Data entries
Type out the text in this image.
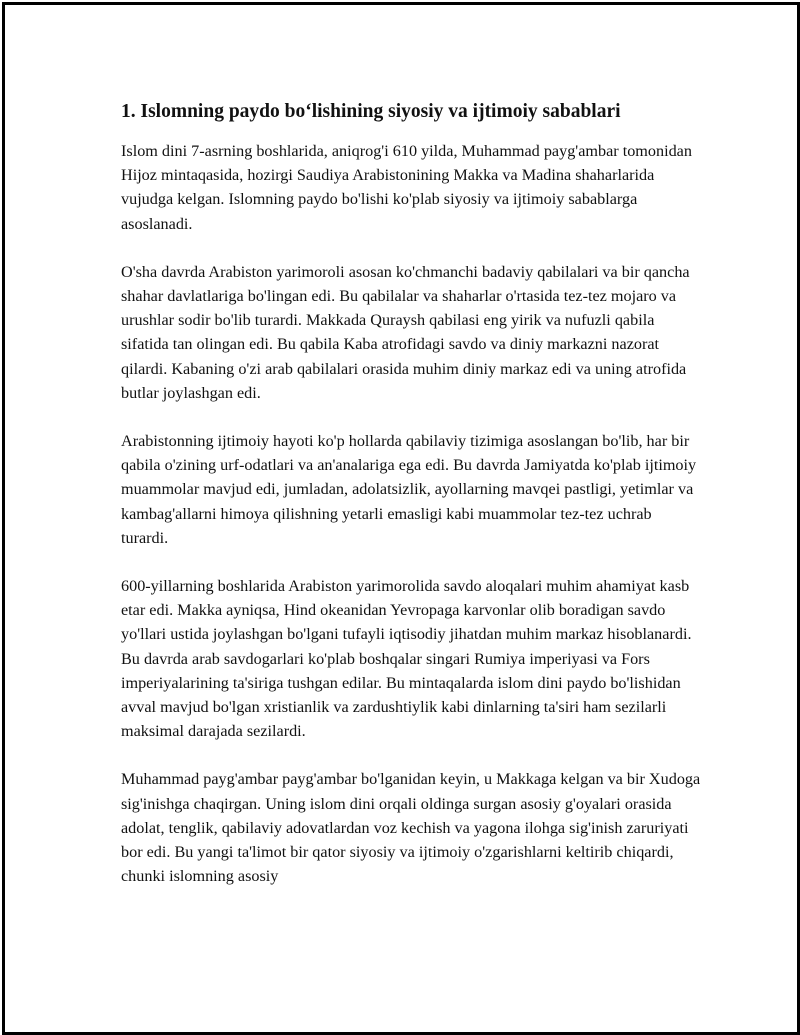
1. Islomning paydo bo‘lishining siyosiy va ijtimoiy sabablari

Islom dini 7-asrning boshlarida, aniqrog'i 610 yilda, Muhammad payg'ambar tomonidan Hijoz mintaqasida, hozirgi Saudiya Arabistonining Makka va Madina shaharlarida vujudga kelgan. Islomning paydo bo'lishi ko'plab siyosiy va ijtimoiy sabablarga asoslanadi.

O'sha davrda Arabiston yarimoroli asosan ko'chmanchi badaviy qabilalari va bir qancha shahar davlatlariga bo'lingan edi. Bu qabilalar va shaharlar o'rtasida tez-tez mojaro va urushlar sodir bo'lib turardi. Makkada Quraysh qabilasi eng yirik va nufuzli qabila sifatida tan olingan edi. Bu qabila Kaba atrofidagi savdo va diniy markazni nazorat qilardi. Kabaning o'zi arab qabilalari orasida muhim diniy markaz edi va uning atrofida butlar joylashgan edi.

Arabistonning ijtimoiy hayoti ko'p hollarda qabilaviy tizimiga asoslangan bo'lib, har bir qabila o'zining urf-odatlari va an'analariga ega edi. Bu davrda Jamiyatda ko'plab ijtimoiy muammolar mavjud edi, jumladan, adolatsizlik, ayollarning mavqei pastligi, yetimlar va kambag'allarni himoya qilishning yetarli emasligi kabi muammolar tez-tez uchrab turardi.

600-yillarning boshlarida Arabiston yarimorolida savdo aloqalari muhim ahamiyat kasb etar edi. Makka ayniqsa, Hind okeanidan Yevropaga karvonlar olib boradigan savdo yo'llari ustida joylashgan bo'lgani tufayli iqtisodiy jihatdan muhim markaz hisoblanardi. Bu davrda arab savdogarlari ko'plab boshqalar singari Rumiya imperiyasi va Fors imperiyalarining ta'siriga tushgan edilar. Bu mintaqalarda islom dini paydo bo'lishidan avval mavjud bo'lgan xristianlik va zardushtiylik kabi dinlarning ta'siri ham sezilarli maksimal darajada sezilardi.

Muhammad payg'ambar payg'ambar bo'lganidan keyin, u Makkaga kelgan va bir Xudoga sig'inishga chaqirgan. Uning islom dini orqali oldinga surgan asosiy g'oyalari orasida adolat, tenglik, qabilaviy adovatlardan voz kechish va yagona ilohga sig'inish zaruriyati bor edi. Bu yangi ta'limot bir qator siyosiy va ijtimoiy o'zgarishlarni keltirib chiqardi, chunki islomning asosiy
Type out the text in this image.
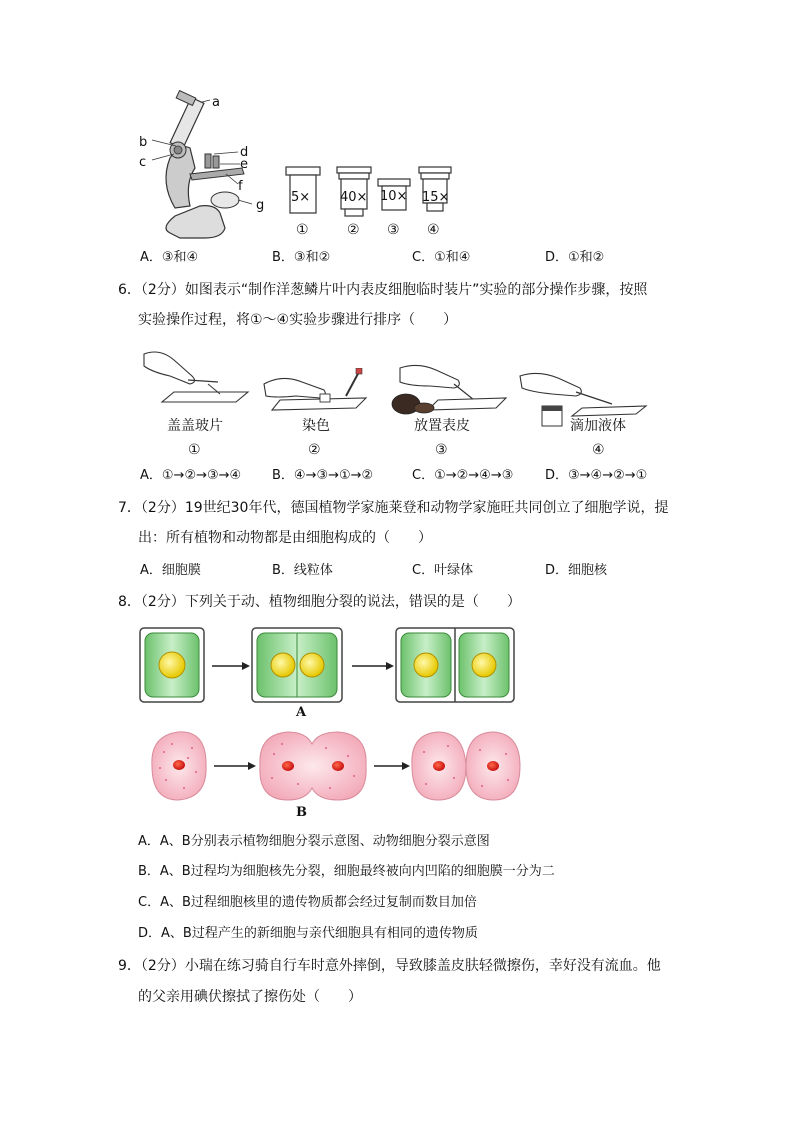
a
b
c
d
e
f
g
5×
①
40×
②
10×
③
15×
④
A．③和④	B．③和②	C．①和④	D．①和②
6．（2分）如图表示“制作洋葱鳞片叶内表皮细胞临时装片”实验的部分操作步骤，按照
实验操作过程，将①～④实验步骤进行排序（　　）
盖盖玻片
①
染色
②
放置表皮
③
滴加液体
④
A．①→②→③→④ B．④→③→①→②	C．①→②→④→③ D．③→④→②→①
7．（2分）19世纪30年代，德国植物学家施莱登和动物学家施旺共同创立了细胞学说，提
出：所有植物和动物都是由细胞构成的（　　）
A．细胞膜	B．线粒体	C．叶绿体	D．细胞核
8．（2分）下列关于动、植物细胞分裂的说法，错误的是（　　）
A
B
A．A、B分别表示植物细胞分裂示意图、动物细胞分裂示意图
B．A、B过程均为细胞核先分裂，细胞最终被向内凹陷的细胞膜一分为二
C．A、B过程细胞核里的遗传物质都会经过复制而数目加倍
D．A、B过程产生的新细胞与亲代细胞具有相同的遗传物质
9．（2分）小瑞在练习骑自行车时意外摔倒，导致膝盖皮肤轻微擦伤，幸好没有流血。他
的父亲用碘伏擦拭了擦伤处（　　）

### [EXERCISE INSTRUCTIONS]
Your copy should hold every record word for word and none of the pictures.

### [REPLY TO THE TASK]
Type out the text in this image.
1. Islomning paydo bo‘lishining siyosiy va ijtimoiy sabablari

Islom dini 7-asrning boshlarida, aniqrog'i 610 yilda, Muhammad payg'ambar tomonidan Hijoz mintaqasida, hozirgi Saudiya Arabistonining Makka va Madina shaharlarida vujudga kelgan. Islomning paydo bo'lishi ko'plab siyosiy va ijtimoiy sabablarga asoslanadi.

O'sha davrda Arabiston yarimoroli asosan ko'chmanchi badaviy qabilalari va bir qancha shahar davlatlariga bo'lingan edi. Bu qabilalar va shaharlar o'rtasida tez-tez mojaro va urushlar sodir bo'lib turardi. Makkada Quraysh qabilasi eng yirik va nufuzli qabila sifatida tan olingan edi. Bu qabila Kaba atrofidagi savdo va diniy markazni nazorat qilardi. Kabaning o'zi arab qabilalari orasida muhim diniy markaz edi va uning atrofida butlar joylashgan edi.

Arabistonning ijtimoiy hayoti ko'p hollarda qabilaviy tizimiga asoslangan bo'lib, har bir qabila o'zining urf-odatlari va an'analariga ega edi. Bu davrda Jamiyatda ko'plab ijtimoiy muammolar mavjud edi, jumladan, adolatsizlik, ayollarning mavqei pastligi, yetimlar va kambag'allarni himoya qilishning yetarli emasligi kabi muammolar tez-tez uchrab turardi.

600-yillarning boshlarida Arabiston yarimorolida savdo aloqalari muhim ahamiyat kasb etar edi. Makka ayniqsa, Hind okeanidan Yevropaga karvonlar olib boradigan savdo yo'llari ustida joylashgan bo'lgani tufayli iqtisodiy jihatdan muhim markaz hisoblanardi. Bu davrda arab savdogarlari ko'plab boshqalar singari Rumiya imperiyasi va Fors imperiyalarining ta'siriga tushgan edilar. Bu mintaqalarda islom dini paydo bo'lishidan avval mavjud bo'lgan xristianlik va zardushtiylik kabi dinlarning ta'siri ham sezilarli maksimal darajada sezilardi.

Muhammad payg'ambar payg'ambar bo'lganidan keyin, u Makkaga kelgan va bir Xudoga sig'inishga chaqirgan. Uning islom dini orqali oldinga surgan asosiy g'oyalari orasida adolat, tenglik, qabilaviy adovatlardan voz kechish va yagona ilohga sig'inish zaruriyati bor edi. Bu yangi ta'limot bir qator siyosiy va ijtimoiy o'zgarishlarni keltirib chiqardi, chunki islomning asosiy
Type out the text in this image.
a
b
c
d
e
f
g
5×
①
40×
②
10×
③
15×
④
A．③和④	B．③和②	C．①和④	D．①和②
6．（2分）如图表示“制作洋葱鳞片叶内表皮细胞临时装片”实验的部分操作步骤，按照
实验操作过程，将①～④实验步骤进行排序（　　）
盖盖玻片
①
染色
②
放置表皮
③
滴加液体
④
A．①→②→③→④ B．④→③→①→②	C．①→②→④→③ D．③→④→②→①
7．（2分）19世纪30年代，德国植物学家施莱登和动物学家施旺共同创立了细胞学说，提
出：所有植物和动物都是由细胞构成的（　　）
A．细胞膜	B．线粒体	C．叶绿体	D．细胞核
8．（2分）下列关于动、植物细胞分裂的说法，错误的是（　　）
A
B
A．A、B分别表示植物细胞分裂示意图、动物细胞分裂示意图
B．A、B过程均为细胞核先分裂，细胞最终被向内凹陷的细胞膜一分为二
C．A、B过程细胞核里的遗传物质都会经过复制而数目加倍
D．A、B过程产生的新细胞与亲代细胞具有相同的遗传物质
9．（2分）小瑞在练习骑自行车时意外摔倒，导致膝盖皮肤轻微擦伤，幸好没有流血。他
的父亲用碘伏擦拭了擦伤处（　　）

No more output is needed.